◆ **WHAT TO WORK ON**
Which rows below contain the string "value"? Select each one and copy it in full.

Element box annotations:
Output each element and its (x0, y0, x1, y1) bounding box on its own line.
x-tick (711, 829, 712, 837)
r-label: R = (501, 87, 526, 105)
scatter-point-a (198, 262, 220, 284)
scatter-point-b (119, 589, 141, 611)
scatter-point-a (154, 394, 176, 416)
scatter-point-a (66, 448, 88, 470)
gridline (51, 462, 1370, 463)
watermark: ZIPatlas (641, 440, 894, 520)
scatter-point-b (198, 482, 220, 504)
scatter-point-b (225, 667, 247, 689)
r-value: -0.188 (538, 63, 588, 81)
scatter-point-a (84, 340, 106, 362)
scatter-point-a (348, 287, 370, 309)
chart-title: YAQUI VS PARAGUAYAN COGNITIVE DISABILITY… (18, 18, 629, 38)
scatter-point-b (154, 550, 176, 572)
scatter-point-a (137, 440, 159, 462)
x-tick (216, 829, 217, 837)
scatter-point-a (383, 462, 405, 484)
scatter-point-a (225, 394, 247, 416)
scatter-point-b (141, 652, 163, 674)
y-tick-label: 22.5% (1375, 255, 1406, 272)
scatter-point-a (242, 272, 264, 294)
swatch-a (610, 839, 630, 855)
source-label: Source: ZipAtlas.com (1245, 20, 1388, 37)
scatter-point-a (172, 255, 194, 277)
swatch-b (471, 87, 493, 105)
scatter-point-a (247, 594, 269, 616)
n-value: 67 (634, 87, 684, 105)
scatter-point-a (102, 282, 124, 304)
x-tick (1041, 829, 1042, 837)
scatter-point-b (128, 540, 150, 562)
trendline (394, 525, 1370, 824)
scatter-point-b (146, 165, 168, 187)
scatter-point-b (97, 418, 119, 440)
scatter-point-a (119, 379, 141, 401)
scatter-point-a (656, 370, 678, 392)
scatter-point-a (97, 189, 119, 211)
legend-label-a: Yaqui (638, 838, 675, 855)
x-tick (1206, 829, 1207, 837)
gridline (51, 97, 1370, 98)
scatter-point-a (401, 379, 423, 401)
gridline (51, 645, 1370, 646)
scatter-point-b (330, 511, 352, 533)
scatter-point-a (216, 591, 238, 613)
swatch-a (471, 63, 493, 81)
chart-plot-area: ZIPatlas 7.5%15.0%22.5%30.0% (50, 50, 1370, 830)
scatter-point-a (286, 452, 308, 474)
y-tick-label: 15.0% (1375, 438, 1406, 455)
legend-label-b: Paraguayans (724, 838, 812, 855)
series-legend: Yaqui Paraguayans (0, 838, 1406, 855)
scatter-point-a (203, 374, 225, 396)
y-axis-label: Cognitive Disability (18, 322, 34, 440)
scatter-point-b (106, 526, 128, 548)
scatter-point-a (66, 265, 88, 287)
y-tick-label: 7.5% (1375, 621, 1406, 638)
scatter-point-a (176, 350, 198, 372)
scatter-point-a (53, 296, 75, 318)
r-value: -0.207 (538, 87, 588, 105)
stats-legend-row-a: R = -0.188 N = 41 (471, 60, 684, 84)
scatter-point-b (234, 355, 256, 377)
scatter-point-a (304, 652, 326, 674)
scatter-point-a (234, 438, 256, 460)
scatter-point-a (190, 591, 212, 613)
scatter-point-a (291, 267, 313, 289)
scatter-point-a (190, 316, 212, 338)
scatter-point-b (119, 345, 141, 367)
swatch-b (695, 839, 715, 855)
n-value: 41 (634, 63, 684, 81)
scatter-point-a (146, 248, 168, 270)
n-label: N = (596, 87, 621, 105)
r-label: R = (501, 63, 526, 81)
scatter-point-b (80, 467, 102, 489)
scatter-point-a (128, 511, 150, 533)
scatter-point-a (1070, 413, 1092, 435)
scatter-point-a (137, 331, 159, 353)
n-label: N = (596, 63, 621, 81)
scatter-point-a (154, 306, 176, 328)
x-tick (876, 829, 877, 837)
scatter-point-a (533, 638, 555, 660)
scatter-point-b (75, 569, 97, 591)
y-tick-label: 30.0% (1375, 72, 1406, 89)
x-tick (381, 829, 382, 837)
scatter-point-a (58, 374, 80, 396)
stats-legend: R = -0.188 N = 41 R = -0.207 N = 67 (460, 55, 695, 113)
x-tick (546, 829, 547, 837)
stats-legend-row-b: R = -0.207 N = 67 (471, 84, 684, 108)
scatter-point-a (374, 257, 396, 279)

◆ **PROBLEM SOLUTION**
r-value: -0.188 (538, 63, 588, 81)
n-value: 67 (634, 87, 684, 105)
r-value: -0.207 (538, 87, 588, 105)
n-value: 41 (634, 63, 684, 81)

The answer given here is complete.